> TASK DIRECTIONS:
Check each line of the entries below for the string "Index" and state how many lines have it, with no other text.

════════

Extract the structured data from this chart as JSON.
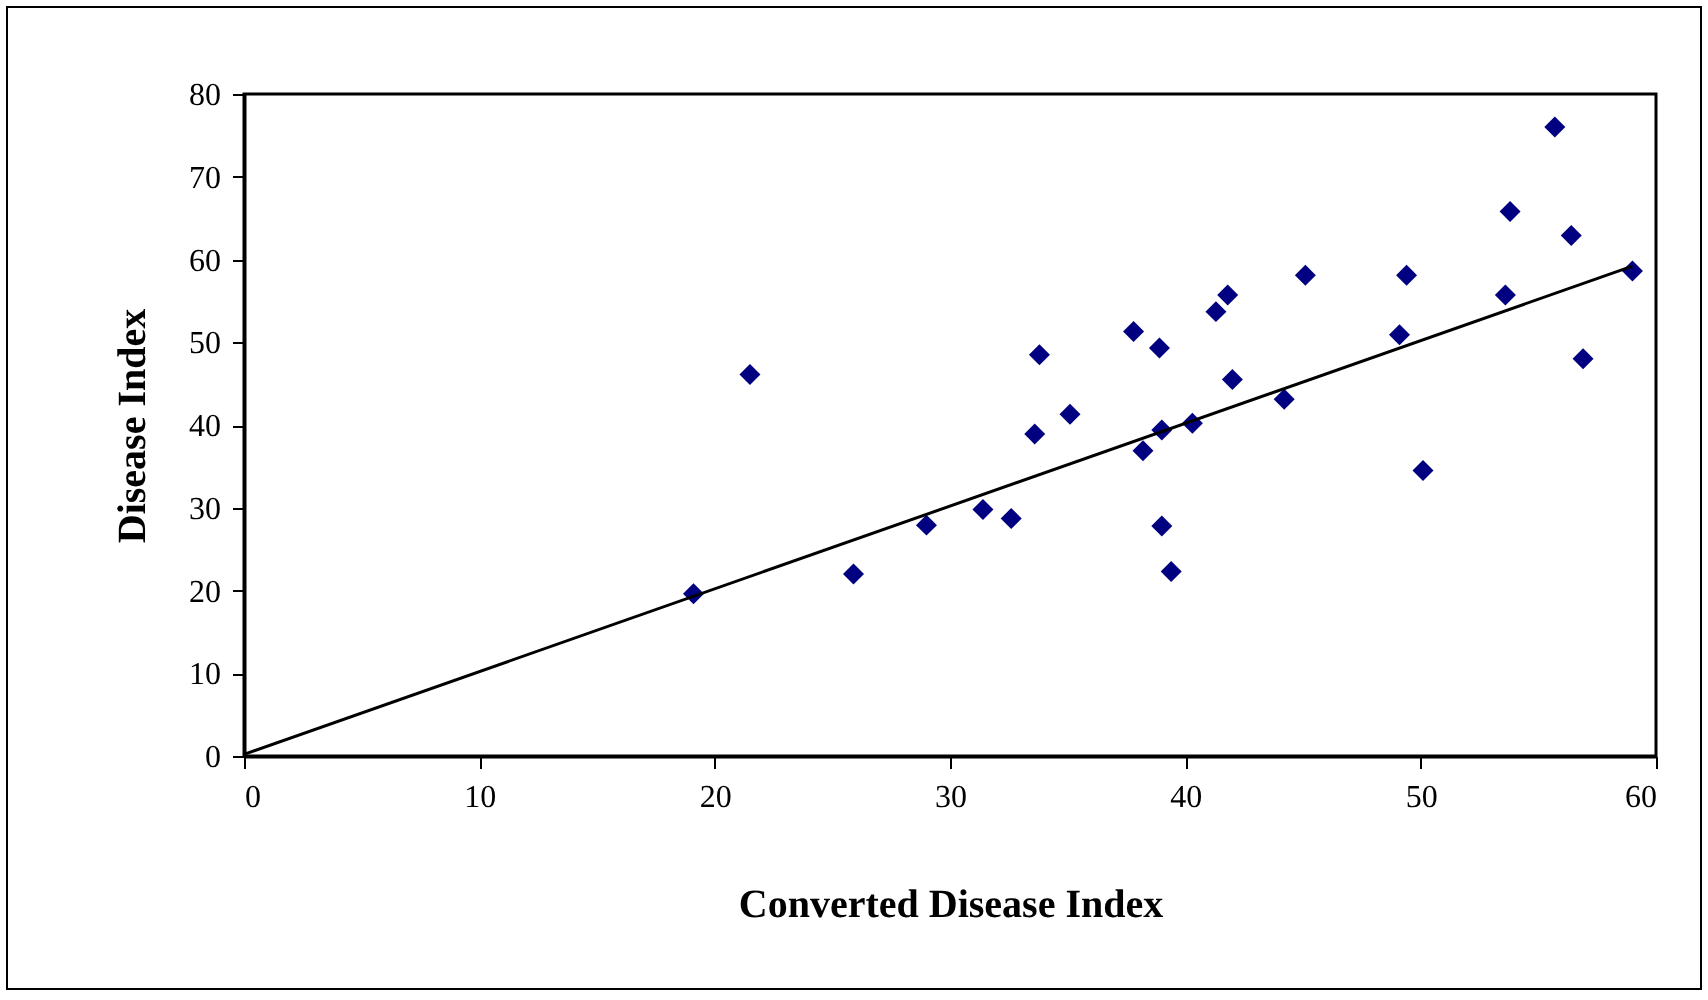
{
  "chart_data": {
    "type": "scatter",
    "xlabel": "Converted Disease Index",
    "ylabel": "Disease Index",
    "xlim": [
      0,
      60
    ],
    "xticks": [
      0,
      10,
      20,
      30,
      40,
      50,
      60
    ],
    "ylim": [
      0,
      80
    ],
    "yticks": [
      0,
      10,
      20,
      30,
      40,
      50,
      60,
      70,
      80
    ],
    "grid": false,
    "marker": "diamond",
    "series": [
      {
        "color": "#000080",
        "x": [
          19.1,
          21.5,
          25.9,
          29.0,
          31.4,
          32.6,
          33.6,
          33.8,
          35.1,
          37.8,
          38.2,
          38.9,
          39.0,
          39.0,
          39.4,
          40.3,
          41.3,
          41.8,
          42.0,
          44.2,
          45.1,
          49.1,
          49.4,
          50.1,
          53.6,
          53.8,
          55.7,
          56.4,
          56.9,
          59.0
        ],
        "values": [
          19.6,
          46.1,
          22.0,
          27.9,
          29.8,
          28.7,
          38.9,
          48.5,
          41.3,
          51.3,
          36.9,
          49.3,
          39.4,
          27.8,
          22.3,
          40.2,
          53.7,
          55.7,
          45.5,
          43.1,
          58.1,
          50.9,
          58.1,
          34.5,
          55.7,
          65.8,
          76.0,
          62.9,
          48.0,
          58.6
        ]
      },
      {
        "type": "line",
        "marker": "none",
        "color": "#000000",
        "x": [
          0,
          59
        ],
        "values": [
          0.2,
          59.2
        ]
      }
    ]
  }
}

════════

> FINISHED ANSWER:
2